* begin Input material *

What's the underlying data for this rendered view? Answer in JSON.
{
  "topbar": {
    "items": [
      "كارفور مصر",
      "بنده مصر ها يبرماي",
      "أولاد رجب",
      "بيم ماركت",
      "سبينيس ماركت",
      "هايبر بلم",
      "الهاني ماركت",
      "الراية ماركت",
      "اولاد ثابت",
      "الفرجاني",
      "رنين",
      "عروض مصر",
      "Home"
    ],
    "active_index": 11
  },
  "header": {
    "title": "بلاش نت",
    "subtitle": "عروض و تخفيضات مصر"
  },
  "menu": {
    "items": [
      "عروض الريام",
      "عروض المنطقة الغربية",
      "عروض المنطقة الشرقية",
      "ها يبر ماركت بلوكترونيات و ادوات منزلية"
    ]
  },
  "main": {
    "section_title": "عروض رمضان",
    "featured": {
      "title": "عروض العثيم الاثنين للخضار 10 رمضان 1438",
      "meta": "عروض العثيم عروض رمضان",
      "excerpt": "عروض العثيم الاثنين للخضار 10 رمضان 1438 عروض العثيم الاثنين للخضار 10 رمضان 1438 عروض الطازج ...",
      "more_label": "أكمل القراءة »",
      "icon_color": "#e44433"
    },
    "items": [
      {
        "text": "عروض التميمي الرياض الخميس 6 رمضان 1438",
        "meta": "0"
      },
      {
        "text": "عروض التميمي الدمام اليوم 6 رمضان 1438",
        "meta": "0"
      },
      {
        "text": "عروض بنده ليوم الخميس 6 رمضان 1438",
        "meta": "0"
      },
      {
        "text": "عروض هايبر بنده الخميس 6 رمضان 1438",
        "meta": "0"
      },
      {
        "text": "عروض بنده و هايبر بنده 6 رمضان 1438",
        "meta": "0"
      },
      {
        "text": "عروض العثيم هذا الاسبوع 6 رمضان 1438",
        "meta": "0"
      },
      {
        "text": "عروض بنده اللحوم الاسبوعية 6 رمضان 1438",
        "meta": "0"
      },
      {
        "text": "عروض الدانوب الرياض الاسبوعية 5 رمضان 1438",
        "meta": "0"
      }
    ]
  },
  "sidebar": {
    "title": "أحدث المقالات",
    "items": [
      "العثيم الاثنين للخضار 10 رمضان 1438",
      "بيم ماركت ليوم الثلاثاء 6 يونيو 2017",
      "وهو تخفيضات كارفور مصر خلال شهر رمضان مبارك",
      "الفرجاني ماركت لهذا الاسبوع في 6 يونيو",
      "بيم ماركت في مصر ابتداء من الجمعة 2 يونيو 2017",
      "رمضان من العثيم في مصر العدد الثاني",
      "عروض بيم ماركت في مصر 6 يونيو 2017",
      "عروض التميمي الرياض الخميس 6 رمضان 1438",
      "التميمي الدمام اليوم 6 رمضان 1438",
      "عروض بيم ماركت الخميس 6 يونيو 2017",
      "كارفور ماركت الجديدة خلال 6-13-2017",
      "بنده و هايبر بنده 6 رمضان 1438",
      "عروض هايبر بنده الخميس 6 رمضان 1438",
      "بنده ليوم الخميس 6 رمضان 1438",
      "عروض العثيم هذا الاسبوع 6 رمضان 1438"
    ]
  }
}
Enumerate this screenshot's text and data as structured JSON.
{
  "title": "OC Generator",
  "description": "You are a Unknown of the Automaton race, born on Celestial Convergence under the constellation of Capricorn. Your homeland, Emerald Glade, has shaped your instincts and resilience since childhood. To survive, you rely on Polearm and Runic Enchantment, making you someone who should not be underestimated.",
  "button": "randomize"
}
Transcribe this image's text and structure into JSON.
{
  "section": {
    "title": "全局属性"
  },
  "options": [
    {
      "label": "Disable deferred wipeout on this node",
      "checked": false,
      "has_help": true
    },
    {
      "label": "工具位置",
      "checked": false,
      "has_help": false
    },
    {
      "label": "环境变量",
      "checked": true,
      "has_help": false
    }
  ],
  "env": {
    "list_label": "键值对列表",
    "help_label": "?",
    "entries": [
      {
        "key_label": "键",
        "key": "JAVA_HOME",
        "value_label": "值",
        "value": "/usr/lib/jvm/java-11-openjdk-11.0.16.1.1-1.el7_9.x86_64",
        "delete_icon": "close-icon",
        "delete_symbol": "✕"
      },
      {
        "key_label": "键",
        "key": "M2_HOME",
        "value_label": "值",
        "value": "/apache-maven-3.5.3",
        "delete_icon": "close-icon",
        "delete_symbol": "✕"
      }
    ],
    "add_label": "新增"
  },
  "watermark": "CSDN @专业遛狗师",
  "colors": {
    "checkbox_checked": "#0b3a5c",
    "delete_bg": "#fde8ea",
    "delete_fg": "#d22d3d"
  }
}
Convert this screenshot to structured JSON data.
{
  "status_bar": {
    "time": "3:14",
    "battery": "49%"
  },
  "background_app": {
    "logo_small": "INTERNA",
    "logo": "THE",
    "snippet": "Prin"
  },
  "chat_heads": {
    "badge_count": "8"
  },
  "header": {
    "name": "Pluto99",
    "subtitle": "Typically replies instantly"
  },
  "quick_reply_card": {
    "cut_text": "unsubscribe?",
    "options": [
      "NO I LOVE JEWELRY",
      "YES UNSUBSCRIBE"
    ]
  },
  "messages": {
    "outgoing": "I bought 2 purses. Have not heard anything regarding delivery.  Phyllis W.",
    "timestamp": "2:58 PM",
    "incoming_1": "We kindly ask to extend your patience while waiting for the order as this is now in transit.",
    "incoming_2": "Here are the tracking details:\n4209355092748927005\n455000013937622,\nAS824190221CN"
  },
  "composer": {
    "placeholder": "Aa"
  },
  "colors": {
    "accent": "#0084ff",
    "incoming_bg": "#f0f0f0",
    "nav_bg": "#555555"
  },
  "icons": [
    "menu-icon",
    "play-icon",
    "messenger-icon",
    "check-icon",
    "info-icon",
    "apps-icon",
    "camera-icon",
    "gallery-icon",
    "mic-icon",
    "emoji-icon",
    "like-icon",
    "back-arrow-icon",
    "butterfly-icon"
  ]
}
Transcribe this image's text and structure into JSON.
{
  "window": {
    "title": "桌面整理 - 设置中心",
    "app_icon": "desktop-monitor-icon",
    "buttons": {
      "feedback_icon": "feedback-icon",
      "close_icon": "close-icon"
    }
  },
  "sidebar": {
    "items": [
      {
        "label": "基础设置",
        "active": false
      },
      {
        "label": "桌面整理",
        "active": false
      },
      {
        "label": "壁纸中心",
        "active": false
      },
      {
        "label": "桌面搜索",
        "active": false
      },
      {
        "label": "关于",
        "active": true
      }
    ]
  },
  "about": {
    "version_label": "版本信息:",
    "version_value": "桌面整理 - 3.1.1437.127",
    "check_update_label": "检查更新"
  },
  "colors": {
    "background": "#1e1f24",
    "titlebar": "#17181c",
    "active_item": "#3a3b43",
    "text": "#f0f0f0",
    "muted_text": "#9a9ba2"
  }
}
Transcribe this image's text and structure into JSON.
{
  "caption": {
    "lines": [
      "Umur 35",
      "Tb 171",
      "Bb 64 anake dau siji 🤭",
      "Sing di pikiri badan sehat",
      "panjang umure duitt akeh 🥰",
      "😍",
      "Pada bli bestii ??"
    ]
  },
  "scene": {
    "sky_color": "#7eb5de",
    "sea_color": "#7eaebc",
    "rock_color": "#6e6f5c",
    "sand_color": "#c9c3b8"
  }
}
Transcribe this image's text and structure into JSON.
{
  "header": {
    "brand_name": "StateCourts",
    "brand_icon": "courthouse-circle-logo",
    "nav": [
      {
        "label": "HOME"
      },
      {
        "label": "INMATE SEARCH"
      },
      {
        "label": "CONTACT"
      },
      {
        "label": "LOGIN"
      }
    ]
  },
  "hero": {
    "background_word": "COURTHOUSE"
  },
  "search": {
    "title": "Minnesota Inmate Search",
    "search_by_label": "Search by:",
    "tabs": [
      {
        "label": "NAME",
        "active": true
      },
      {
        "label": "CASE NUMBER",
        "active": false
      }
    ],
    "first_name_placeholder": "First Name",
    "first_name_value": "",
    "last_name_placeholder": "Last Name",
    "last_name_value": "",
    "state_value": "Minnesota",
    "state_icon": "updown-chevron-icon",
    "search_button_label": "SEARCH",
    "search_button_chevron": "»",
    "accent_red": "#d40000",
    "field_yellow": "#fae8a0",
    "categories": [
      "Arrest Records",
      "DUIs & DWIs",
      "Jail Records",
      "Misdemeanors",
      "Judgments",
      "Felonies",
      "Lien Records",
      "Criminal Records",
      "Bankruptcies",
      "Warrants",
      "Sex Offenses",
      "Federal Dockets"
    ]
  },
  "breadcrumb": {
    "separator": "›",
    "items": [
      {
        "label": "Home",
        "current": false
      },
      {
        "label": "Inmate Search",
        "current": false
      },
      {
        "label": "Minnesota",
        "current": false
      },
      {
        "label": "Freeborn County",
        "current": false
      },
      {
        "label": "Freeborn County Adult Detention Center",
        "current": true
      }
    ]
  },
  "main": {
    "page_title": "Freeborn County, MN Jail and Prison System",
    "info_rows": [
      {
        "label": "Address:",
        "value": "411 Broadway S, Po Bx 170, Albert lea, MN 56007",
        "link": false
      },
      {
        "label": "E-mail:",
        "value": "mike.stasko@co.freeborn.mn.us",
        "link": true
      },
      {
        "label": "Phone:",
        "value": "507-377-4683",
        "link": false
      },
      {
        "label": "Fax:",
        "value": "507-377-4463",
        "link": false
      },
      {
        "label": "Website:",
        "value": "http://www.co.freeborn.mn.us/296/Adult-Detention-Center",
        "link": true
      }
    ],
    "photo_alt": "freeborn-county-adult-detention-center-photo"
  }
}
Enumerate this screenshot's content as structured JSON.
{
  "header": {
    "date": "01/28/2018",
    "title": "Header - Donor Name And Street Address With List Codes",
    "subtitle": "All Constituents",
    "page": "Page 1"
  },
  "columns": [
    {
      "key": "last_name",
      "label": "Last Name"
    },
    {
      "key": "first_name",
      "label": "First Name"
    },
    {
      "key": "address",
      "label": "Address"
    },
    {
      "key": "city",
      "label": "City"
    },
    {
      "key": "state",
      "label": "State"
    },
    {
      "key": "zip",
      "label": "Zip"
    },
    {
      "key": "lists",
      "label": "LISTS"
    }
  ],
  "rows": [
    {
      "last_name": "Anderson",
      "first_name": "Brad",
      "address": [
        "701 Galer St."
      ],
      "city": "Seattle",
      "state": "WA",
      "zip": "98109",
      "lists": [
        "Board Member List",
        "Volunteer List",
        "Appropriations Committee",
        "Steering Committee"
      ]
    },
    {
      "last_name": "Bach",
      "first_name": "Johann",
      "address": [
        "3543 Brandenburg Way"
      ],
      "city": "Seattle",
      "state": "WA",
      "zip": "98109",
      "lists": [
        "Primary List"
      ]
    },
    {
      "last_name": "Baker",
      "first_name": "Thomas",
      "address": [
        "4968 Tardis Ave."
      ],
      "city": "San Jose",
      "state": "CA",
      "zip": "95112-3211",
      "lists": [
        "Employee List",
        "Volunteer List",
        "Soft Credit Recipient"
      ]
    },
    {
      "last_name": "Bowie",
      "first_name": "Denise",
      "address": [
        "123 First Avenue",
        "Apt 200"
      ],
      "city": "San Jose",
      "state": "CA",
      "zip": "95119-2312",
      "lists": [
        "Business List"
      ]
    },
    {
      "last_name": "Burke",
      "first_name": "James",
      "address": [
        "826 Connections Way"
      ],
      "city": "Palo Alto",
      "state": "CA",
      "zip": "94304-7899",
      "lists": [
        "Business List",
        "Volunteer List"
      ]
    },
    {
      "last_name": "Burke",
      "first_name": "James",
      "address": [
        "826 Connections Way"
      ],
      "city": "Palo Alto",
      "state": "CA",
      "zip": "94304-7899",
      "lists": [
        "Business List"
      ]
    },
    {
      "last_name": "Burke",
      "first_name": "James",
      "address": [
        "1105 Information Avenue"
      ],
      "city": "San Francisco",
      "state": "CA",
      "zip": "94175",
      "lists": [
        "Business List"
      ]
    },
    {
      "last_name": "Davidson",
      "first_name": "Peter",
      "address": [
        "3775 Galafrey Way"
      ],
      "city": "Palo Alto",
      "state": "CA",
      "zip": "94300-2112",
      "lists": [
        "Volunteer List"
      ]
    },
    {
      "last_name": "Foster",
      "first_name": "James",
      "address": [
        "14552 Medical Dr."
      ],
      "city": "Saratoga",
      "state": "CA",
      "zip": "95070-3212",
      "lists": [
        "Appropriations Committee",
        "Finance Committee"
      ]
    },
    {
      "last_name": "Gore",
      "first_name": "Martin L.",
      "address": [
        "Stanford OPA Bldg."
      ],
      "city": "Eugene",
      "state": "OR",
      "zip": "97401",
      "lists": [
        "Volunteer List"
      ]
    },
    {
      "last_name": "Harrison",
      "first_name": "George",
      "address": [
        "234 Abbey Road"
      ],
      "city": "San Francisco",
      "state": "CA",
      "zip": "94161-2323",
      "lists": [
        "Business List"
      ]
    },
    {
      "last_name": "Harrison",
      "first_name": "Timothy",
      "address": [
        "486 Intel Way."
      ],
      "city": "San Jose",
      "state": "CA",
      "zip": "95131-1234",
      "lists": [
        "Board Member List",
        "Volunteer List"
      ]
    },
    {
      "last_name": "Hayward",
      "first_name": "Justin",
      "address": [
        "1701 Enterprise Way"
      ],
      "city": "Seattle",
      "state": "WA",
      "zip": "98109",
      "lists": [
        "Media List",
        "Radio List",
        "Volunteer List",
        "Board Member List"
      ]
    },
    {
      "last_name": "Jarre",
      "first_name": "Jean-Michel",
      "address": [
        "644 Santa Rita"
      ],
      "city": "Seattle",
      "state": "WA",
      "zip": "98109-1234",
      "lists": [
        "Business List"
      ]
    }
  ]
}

* end Input material *

• Instructions to follow
Which lines contain the word "الرياض"? Copy each one.

• Solved problem
        "text": "عروض التميمي الرياض الخميس 6 رمضان 1438",
        "text": "عروض الدانوب الرياض الاسبوعية 5 رمضان 1438",
      "عروض التميمي الرياض الخميس 6 رمضان 1438",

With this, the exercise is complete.